GOAL:
Search the entries for the word "left" and pull out each line that has it.
<<<<
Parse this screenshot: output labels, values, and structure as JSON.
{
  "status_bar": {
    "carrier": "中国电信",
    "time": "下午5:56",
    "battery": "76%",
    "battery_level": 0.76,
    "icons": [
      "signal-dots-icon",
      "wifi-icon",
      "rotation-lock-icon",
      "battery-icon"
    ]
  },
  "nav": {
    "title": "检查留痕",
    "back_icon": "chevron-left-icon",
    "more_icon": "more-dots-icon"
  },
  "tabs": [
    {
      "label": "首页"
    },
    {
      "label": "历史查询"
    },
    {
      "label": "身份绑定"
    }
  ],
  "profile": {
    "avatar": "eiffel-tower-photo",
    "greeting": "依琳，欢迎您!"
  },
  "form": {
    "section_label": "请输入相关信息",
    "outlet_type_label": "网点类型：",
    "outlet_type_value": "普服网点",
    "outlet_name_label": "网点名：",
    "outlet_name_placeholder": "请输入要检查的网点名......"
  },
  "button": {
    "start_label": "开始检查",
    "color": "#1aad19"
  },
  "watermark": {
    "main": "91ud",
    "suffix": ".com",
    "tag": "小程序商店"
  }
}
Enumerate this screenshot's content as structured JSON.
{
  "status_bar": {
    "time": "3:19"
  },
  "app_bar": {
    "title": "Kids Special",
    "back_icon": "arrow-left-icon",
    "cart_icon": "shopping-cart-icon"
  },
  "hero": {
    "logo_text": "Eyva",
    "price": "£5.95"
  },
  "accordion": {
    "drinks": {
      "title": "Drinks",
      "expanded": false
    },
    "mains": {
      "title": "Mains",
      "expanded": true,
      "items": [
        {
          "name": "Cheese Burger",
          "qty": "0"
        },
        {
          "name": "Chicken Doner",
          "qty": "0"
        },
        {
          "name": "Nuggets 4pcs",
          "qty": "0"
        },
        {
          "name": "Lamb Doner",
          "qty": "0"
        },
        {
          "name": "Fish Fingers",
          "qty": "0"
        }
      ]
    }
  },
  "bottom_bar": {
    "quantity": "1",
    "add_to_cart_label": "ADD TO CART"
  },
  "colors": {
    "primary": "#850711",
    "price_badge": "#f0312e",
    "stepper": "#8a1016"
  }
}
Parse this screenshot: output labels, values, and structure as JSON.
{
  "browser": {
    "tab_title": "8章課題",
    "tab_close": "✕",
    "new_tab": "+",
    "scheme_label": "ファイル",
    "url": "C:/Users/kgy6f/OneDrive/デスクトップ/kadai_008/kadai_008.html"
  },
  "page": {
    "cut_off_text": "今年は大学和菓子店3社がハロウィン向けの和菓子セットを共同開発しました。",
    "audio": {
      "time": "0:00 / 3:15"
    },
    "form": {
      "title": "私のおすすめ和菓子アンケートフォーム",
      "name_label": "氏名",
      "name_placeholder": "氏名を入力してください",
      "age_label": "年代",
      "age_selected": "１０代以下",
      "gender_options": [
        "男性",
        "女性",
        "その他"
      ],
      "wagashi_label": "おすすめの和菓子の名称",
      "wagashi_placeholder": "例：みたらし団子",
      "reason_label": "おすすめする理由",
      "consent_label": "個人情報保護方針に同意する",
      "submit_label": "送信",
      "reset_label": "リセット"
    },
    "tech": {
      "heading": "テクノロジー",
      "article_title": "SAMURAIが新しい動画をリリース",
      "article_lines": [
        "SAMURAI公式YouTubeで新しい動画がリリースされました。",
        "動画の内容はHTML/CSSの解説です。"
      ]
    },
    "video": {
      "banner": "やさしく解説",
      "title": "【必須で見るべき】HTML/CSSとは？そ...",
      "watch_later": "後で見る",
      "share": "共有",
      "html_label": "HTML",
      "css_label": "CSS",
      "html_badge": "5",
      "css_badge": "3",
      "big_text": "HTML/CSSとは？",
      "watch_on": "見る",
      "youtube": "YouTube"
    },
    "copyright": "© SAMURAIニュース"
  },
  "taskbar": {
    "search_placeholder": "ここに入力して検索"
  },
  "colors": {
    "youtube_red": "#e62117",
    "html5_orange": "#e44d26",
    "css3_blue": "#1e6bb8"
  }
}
>>>>
THE COMPLETED TASK:
    "back_icon": "chevron-left-icon",
    "back_icon": "arrow-left-icon",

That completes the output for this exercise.